EXERCISE BRIEF: Rewrite the lines in the stretch of records from the line containing "trash-icon: 🗑 xyxy=(53,40,67,52)" through the line containing "assign-button[interactable]: ⚇ ASSIGN", replacing "SANDBOX" with "PRODUCTION" and leaving everything else unchanged.

PROVIDED RECORDS:
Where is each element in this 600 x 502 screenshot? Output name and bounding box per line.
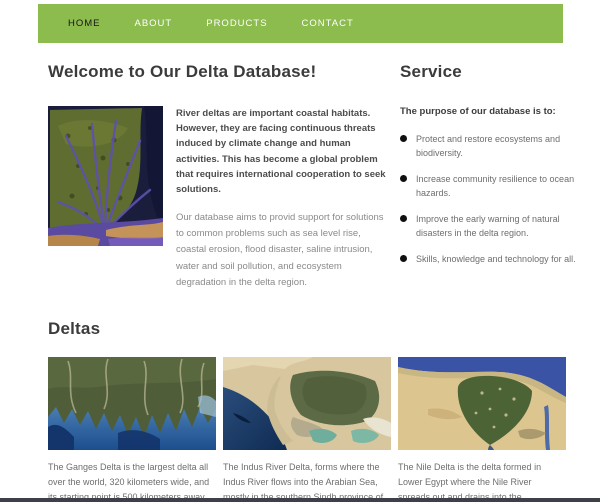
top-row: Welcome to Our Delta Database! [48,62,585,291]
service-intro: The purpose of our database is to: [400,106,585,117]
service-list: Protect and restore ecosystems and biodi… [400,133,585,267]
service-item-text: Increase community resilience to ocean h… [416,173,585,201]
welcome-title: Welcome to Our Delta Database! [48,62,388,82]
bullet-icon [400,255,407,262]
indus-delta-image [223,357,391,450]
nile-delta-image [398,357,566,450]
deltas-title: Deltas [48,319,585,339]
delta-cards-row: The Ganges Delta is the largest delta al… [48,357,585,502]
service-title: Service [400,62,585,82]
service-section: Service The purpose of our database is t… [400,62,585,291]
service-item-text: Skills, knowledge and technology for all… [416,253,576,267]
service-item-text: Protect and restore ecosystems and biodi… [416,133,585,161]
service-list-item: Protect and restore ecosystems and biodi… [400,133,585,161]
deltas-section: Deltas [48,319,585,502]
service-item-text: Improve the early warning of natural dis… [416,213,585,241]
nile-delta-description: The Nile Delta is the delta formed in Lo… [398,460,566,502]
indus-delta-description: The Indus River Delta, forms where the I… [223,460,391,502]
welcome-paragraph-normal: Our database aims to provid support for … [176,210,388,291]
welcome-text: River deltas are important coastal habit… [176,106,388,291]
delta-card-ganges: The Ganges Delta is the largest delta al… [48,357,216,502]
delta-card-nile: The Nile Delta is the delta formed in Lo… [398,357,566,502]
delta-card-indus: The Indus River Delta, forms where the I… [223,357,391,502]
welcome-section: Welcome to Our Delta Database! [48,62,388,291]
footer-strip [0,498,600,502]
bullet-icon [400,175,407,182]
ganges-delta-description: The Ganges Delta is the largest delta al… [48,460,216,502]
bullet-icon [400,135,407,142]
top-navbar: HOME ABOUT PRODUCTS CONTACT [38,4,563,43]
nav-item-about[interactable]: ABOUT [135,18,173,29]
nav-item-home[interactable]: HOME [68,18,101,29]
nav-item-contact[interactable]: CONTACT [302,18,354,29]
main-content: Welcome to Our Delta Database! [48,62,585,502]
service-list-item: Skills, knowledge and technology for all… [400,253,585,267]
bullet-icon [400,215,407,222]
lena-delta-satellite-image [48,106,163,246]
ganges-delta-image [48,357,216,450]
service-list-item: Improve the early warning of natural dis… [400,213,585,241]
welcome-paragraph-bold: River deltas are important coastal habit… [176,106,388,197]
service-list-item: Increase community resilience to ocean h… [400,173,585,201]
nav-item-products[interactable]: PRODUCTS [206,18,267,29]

==

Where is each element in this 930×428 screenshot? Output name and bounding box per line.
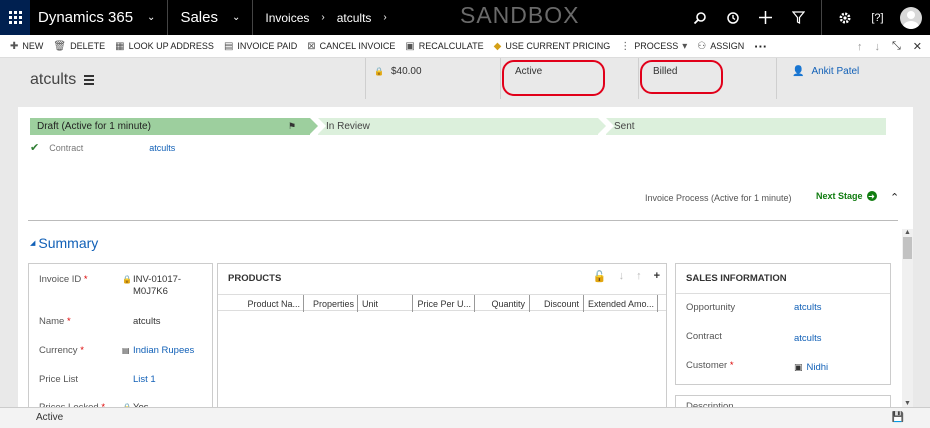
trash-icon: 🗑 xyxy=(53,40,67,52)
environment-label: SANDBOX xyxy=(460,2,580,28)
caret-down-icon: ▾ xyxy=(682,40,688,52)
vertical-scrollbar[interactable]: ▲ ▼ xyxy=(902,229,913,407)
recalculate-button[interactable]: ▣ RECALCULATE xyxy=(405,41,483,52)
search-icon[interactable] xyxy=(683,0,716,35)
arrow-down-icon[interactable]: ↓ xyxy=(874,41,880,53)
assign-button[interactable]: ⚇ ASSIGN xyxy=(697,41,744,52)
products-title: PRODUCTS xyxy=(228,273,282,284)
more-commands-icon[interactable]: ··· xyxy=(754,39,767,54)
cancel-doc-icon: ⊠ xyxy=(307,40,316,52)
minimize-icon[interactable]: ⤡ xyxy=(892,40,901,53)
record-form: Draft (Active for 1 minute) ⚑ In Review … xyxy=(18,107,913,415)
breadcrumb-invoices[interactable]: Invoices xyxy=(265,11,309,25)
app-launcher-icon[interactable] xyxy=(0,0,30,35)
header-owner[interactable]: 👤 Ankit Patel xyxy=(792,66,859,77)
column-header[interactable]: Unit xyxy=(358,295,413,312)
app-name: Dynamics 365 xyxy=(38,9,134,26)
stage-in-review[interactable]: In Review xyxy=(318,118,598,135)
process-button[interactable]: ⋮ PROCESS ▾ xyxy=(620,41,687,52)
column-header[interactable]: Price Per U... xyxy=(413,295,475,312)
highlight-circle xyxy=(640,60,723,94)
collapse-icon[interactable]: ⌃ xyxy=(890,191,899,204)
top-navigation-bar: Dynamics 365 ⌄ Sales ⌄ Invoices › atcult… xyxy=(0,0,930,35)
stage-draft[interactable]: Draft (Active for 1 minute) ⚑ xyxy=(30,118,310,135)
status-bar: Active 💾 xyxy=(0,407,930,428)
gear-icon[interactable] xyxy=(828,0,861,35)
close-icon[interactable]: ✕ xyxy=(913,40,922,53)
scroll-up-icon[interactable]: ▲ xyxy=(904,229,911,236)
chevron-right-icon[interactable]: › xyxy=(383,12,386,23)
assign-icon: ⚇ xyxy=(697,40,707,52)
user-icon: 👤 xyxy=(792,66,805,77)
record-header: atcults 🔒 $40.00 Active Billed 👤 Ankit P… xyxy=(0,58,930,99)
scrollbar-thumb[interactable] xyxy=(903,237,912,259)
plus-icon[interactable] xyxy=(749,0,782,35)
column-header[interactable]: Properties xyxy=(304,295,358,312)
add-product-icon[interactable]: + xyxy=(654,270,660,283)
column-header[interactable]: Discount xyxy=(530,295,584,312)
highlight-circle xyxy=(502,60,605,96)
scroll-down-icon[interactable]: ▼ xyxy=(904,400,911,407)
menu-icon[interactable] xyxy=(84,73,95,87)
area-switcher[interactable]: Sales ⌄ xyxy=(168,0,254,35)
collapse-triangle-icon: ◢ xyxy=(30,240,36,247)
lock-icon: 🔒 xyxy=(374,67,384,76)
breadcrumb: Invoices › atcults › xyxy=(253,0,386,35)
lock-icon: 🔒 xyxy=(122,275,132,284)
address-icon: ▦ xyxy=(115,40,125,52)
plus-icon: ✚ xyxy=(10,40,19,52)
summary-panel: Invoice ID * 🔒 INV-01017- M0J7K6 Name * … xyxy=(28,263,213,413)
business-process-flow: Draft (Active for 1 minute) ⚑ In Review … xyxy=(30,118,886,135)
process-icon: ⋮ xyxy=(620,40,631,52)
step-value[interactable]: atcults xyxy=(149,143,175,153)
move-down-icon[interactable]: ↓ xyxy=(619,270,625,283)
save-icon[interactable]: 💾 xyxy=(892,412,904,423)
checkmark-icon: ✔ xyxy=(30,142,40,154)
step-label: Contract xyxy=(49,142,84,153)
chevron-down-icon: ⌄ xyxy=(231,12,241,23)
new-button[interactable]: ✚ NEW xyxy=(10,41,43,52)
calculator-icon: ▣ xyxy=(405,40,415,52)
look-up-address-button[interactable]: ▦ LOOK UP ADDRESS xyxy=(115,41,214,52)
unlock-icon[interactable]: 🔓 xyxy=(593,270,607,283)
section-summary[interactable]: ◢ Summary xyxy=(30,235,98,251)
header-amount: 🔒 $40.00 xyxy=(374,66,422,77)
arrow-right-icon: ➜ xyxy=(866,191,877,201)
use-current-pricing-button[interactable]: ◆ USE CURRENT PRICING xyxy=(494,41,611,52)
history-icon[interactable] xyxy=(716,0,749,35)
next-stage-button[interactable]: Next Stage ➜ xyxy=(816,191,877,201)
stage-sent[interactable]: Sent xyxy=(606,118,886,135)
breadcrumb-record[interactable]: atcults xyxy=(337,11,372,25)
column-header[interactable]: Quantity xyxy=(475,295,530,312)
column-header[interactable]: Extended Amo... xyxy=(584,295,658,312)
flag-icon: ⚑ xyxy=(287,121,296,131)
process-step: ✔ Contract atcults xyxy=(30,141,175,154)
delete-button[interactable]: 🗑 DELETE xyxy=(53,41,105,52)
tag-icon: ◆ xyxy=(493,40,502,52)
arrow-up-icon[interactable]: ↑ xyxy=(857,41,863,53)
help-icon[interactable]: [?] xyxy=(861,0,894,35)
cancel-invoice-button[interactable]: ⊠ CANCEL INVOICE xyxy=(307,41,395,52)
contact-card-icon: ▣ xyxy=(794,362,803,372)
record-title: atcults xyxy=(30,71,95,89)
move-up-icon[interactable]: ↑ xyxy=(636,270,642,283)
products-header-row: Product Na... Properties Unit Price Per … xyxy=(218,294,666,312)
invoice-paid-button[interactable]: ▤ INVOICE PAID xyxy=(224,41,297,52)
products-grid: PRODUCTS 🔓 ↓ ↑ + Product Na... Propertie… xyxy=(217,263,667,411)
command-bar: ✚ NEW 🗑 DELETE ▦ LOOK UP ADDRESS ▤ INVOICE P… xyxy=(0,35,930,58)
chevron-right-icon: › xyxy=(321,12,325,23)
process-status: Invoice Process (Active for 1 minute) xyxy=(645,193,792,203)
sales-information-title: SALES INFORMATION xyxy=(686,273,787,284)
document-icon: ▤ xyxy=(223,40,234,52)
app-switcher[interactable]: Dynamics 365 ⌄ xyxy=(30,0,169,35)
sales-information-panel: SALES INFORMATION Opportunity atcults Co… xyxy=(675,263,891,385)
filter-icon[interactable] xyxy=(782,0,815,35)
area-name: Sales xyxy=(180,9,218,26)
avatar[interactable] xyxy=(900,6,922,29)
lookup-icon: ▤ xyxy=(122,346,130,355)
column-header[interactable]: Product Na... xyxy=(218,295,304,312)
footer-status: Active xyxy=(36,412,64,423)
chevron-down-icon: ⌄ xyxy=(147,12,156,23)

...

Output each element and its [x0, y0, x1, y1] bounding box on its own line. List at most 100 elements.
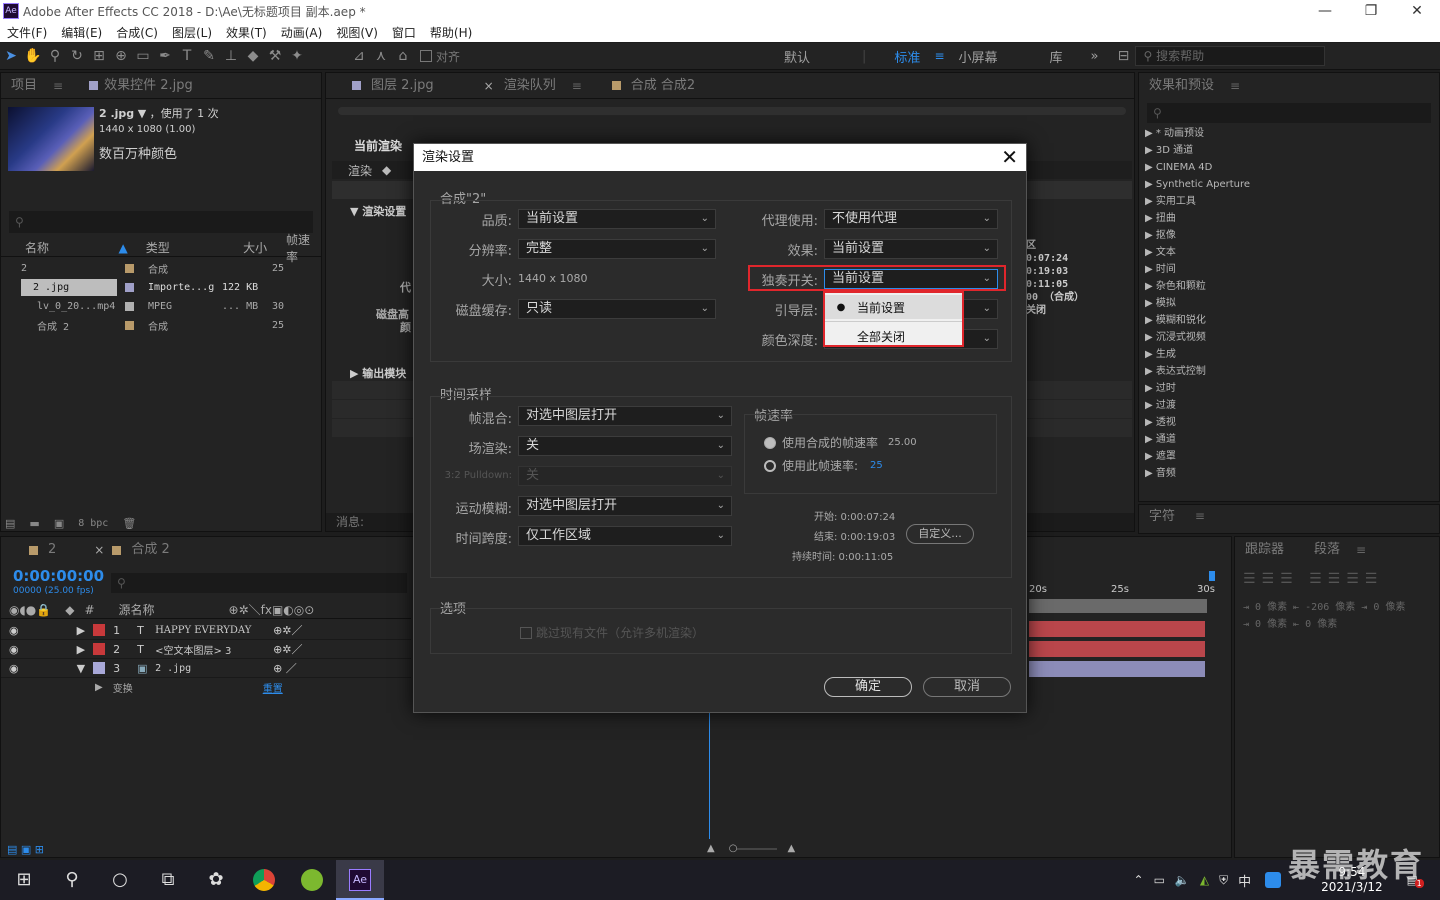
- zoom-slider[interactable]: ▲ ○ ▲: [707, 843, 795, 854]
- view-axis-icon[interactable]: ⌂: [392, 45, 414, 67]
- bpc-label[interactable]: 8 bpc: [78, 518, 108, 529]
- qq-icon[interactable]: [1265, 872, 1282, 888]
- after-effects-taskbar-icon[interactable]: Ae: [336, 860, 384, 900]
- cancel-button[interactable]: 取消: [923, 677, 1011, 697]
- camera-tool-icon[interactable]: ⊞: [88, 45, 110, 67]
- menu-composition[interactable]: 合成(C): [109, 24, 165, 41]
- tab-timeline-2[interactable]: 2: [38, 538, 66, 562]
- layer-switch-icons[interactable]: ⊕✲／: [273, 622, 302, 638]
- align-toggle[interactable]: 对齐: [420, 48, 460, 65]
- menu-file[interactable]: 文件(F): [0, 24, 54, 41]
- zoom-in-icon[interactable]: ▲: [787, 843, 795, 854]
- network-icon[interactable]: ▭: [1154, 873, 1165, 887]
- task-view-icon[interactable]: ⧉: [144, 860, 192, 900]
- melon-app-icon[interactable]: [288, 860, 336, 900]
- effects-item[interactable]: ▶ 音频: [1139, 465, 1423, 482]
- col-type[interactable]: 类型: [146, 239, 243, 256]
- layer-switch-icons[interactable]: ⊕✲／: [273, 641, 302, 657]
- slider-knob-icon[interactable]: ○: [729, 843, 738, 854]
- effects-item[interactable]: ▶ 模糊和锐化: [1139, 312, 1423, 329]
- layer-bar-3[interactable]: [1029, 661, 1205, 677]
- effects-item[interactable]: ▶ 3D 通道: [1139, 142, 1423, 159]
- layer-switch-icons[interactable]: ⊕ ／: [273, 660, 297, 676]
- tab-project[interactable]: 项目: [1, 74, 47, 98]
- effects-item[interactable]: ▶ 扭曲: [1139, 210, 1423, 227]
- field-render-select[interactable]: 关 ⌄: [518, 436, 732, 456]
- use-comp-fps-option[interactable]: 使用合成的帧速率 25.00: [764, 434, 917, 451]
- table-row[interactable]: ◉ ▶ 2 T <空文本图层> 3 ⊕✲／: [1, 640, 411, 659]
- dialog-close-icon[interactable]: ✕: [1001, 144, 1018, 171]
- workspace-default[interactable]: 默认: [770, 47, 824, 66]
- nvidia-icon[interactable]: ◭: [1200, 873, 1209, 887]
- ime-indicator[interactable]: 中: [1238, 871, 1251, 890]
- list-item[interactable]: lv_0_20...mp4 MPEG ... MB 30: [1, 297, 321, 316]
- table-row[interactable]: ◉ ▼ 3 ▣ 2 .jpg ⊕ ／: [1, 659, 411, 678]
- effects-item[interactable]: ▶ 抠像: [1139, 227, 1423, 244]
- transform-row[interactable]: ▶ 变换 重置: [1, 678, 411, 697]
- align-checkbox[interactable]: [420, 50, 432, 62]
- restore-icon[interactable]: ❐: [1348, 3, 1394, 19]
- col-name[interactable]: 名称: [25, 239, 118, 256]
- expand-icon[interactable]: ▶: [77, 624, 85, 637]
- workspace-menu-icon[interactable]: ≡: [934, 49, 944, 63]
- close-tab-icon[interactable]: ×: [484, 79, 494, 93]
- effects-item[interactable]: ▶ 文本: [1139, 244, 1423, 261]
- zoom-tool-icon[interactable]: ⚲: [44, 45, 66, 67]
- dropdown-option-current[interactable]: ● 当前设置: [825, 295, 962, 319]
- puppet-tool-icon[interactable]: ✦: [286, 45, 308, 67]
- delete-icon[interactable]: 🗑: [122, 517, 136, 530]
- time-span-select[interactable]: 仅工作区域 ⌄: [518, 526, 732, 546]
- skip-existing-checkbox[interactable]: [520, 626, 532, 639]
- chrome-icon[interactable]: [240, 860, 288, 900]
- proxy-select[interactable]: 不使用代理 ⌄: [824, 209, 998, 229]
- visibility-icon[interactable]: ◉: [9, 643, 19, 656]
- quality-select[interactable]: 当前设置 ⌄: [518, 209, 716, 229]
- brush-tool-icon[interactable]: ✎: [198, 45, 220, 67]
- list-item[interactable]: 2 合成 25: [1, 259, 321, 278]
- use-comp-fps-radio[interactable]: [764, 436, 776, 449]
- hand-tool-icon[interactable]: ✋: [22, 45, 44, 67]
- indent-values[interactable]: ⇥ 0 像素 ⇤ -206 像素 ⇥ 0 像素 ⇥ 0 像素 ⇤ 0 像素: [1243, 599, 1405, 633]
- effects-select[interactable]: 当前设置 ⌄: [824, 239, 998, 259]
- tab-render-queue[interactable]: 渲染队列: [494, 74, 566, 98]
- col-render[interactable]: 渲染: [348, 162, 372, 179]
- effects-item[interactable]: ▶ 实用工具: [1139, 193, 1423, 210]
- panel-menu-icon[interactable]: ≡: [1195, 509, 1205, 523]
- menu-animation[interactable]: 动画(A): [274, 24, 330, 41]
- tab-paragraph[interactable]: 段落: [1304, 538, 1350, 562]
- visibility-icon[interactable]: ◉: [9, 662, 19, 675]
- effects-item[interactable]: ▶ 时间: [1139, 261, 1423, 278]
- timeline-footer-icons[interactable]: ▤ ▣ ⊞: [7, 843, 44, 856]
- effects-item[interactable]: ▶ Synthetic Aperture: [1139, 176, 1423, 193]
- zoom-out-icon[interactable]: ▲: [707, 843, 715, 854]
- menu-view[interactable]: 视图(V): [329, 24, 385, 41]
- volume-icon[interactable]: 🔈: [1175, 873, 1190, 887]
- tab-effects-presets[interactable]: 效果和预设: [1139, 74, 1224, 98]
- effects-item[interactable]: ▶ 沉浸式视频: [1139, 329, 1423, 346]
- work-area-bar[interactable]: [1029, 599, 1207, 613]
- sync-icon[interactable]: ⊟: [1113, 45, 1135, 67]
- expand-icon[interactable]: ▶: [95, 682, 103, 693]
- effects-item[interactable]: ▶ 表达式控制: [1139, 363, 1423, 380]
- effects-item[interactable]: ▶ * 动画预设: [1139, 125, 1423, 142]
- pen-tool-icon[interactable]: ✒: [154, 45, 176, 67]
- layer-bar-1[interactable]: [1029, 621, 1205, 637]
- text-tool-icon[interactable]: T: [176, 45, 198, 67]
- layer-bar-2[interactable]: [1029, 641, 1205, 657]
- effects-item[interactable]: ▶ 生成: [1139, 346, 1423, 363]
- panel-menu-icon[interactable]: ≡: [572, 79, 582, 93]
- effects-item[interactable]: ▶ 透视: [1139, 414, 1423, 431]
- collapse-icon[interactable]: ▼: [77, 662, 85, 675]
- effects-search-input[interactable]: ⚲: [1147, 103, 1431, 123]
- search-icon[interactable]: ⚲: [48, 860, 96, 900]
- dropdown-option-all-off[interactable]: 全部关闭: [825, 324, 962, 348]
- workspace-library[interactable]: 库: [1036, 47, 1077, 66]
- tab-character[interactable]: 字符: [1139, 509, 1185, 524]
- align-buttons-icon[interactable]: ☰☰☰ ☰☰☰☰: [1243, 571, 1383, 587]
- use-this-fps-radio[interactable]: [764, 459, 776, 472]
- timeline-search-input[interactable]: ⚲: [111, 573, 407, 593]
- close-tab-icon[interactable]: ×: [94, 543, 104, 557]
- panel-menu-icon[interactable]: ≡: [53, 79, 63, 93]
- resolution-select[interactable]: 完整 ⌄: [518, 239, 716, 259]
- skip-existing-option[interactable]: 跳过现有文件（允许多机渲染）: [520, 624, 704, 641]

EXERCISE RESULT:
trash-icon: 🗑 xyxy=(53,40,67,52)
environment-label: PRODUCTION xyxy=(460,2,580,28)
caret-down-icon: ▾ xyxy=(682,40,688,52)
vertical-scrollbar[interactable]: ▲ ▼ xyxy=(902,229,913,407)
recalculate-button[interactable]: ▣ RECALCULATE xyxy=(405,41,483,52)
search-icon[interactable] xyxy=(683,0,716,35)
arrow-down-icon[interactable]: ↓ xyxy=(874,41,880,53)
assign-button[interactable]: ⚇ ASSIGN xyxy=(697,41,744,52)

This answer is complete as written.